[Saved data entries]
↓↓↓

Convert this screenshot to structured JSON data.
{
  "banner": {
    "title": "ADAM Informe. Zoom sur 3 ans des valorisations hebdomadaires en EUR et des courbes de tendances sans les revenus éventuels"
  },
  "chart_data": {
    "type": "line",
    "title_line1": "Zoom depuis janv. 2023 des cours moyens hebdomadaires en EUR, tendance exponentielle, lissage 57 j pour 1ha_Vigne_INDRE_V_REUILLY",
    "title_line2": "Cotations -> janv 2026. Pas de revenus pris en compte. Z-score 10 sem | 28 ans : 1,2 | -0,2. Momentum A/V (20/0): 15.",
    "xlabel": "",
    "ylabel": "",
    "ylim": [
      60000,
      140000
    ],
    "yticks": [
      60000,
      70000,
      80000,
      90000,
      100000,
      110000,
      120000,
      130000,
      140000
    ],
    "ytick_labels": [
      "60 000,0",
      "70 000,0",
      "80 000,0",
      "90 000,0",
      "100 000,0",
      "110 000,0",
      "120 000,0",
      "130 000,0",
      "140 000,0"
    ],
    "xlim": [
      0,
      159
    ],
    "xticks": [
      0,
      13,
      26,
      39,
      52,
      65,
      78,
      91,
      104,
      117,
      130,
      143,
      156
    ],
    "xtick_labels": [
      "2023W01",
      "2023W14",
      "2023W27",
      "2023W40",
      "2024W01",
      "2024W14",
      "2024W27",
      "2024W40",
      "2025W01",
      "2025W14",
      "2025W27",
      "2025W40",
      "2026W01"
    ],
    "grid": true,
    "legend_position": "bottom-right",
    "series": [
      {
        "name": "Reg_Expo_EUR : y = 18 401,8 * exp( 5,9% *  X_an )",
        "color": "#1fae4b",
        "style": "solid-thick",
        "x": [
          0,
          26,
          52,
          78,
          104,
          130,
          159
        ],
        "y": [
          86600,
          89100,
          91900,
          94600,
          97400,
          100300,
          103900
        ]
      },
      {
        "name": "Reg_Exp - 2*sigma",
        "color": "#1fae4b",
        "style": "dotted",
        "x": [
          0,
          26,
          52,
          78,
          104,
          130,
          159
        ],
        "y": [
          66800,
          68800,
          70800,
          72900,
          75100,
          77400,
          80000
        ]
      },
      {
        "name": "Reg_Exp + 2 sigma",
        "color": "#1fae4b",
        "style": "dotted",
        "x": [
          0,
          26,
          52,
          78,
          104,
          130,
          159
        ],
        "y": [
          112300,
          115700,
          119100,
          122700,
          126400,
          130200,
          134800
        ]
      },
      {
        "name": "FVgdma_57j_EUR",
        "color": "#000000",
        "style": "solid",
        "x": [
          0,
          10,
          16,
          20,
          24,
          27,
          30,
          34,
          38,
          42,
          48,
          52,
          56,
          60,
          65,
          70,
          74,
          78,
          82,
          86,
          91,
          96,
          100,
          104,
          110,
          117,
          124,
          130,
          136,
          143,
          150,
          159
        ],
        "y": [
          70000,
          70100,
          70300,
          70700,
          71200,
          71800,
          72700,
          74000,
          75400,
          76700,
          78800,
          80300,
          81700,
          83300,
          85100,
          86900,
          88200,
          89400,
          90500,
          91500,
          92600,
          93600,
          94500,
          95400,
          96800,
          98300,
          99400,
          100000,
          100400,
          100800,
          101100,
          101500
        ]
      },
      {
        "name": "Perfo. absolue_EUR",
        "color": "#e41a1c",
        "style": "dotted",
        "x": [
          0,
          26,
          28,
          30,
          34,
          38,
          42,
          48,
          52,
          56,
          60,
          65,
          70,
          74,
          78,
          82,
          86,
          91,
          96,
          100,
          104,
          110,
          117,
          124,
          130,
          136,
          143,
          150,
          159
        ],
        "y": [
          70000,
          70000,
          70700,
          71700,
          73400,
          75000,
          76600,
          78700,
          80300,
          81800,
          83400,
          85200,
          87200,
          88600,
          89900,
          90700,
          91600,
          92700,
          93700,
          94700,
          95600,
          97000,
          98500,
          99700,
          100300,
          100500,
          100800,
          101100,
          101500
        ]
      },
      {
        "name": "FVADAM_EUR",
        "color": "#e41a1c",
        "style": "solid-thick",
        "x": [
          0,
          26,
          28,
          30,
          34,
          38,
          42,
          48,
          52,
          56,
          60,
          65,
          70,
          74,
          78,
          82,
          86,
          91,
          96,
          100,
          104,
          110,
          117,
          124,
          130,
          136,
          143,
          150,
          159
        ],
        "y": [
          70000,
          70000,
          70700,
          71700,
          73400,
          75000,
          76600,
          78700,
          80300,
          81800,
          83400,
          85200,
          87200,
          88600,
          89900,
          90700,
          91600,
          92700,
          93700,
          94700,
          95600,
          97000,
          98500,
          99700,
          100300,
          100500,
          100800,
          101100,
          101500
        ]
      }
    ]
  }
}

↑↑↑

Exercise goal: Without omitting anything, output the entries exactly.

Finished exercise:
Convert this screenshot to structured JSON data.
{
  "banner": {
    "title": "ADAM Informe. Zoom sur 3 ans des valorisations hebdomadaires en EUR et des courbes de tendances sans les revenus éventuels"
  },
  "chart_data": {
    "type": "line",
    "title_line1": "Zoom depuis janv. 2023 des cours moyens hebdomadaires en EUR, tendance exponentielle, lissage 57 j pour 1ha_Vigne_INDRE_V_REUILLY",
    "title_line2": "Cotations -> janv 2026. Pas de revenus pris en compte. Z-score 10 sem | 28 ans : 1,2 | -0,2. Momentum A/V (20/0): 15.",
    "xlabel": "",
    "ylabel": "",
    "ylim": [
      60000,
      140000
    ],
    "yticks": [
      60000,
      70000,
      80000,
      90000,
      100000,
      110000,
      120000,
      130000,
      140000
    ],
    "ytick_labels": [
      "60 000,0",
      "70 000,0",
      "80 000,0",
      "90 000,0",
      "100 000,0",
      "110 000,0",
      "120 000,0",
      "130 000,0",
      "140 000,0"
    ],
    "xlim": [
      0,
      159
    ],
    "xticks": [
      0,
      13,
      26,
      39,
      52,
      65,
      78,
      91,
      104,
      117,
      130,
      143,
      156
    ],
    "xtick_labels": [
      "2023W01",
      "2023W14",
      "2023W27",
      "2023W40",
      "2024W01",
      "2024W14",
      "2024W27",
      "2024W40",
      "2025W01",
      "2025W14",
      "2025W27",
      "2025W40",
      "2026W01"
    ],
    "grid": true,
    "legend_position": "bottom-right",
    "series": [
      {
        "name": "Reg_Expo_EUR : y = 18 401,8 * exp( 5,9% *  X_an )",
        "color": "#1fae4b",
        "style": "solid-thick",
        "x": [
          0,
          26,
          52,
          78,
          104,
          130,
          159
        ],
        "y": [
          86600,
          89100,
          91900,
          94600,
          97400,
          100300,
          103900
        ]
      },
      {
        "name": "Reg_Exp - 2*sigma",
        "color": "#1fae4b",
        "style": "dotted",
        "x": [
          0,
          26,
          52,
          78,
          104,
          130,
          159
        ],
        "y": [
          66800,
          68800,
          70800,
          72900,
          75100,
          77400,
          80000
        ]
      },
      {
        "name": "Reg_Exp + 2 sigma",
        "color": "#1fae4b",
        "style": "dotted",
        "x": [
          0,
          26,
          52,
          78,
          104,
          130,
          159
        ],
        "y": [
          112300,
          115700,
          119100,
          122700,
          126400,
          130200,
          134800
        ]
      },
      {
        "name": "FVgdma_57j_EUR",
        "color": "#000000",
        "style": "solid",
        "x": [
          0,
          10,
          16,
          20,
          24,
          27,
          30,
          34,
          38,
          42,
          48,
          52,
          56,
          60,
          65,
          70,
          74,
          78,
          82,
          86,
          91,
          96,
          100,
          104,
          110,
          117,
          124,
          130,
          136,
          143,
          150,
          159
        ],
        "y": [
          70000,
          70100,
          70300,
          70700,
          71200,
          71800,
          72700,
          74000,
          75400,
          76700,
          78800,
          80300,
          81700,
          83300,
          85100,
          86900,
          88200,
          89400,
          90500,
          91500,
          92600,
          93600,
          94500,
          95400,
          96800,
          98300,
          99400,
          100000,
          100400,
          100800,
          101100,
          101500
        ]
      },
      {
        "name": "Perfo. absolue_EUR",
        "color": "#e41a1c",
        "style": "dotted",
        "x": [
          0,
          26,
          28,
          30,
          34,
          38,
          42,
          48,
          52,
          56,
          60,
          65,
          70,
          74,
          78,
          82,
          86,
          91,
          96,
          100,
          104,
          110,
          117,
          124,
          130,
          136,
          143,
          150,
          159
        ],
        "y": [
          70000,
          70000,
          70700,
          71700,
          73400,
          75000,
          76600,
          78700,
          80300,
          81800,
          83400,
          85200,
          87200,
          88600,
          89900,
          90700,
          91600,
          92700,
          93700,
          94700,
          95600,
          97000,
          98500,
          99700,
          100300,
          100500,
          100800,
          101100,
          101500
        ]
      },
      {
        "name": "FVADAM_EUR",
        "color": "#e41a1c",
        "style": "solid-thick",
        "x": [
          0,
          26,
          28,
          30,
          34,
          38,
          42,
          48,
          52,
          56,
          60,
          65,
          70,
          74,
          78,
          82,
          86,
          91,
          96,
          100,
          104,
          110,
          117,
          124,
          130,
          136,
          143,
          150,
          159
        ],
        "y": [
          70000,
          70000,
          70700,
          71700,
          73400,
          75000,
          76600,
          78700,
          80300,
          81800,
          83400,
          85200,
          87200,
          88600,
          89900,
          90700,
          91600,
          92700,
          93700,
          94700,
          95600,
          97000,
          98500,
          99700,
          100300,
          100500,
          100800,
          101100,
          101500
        ]
      }
    ]
  }
}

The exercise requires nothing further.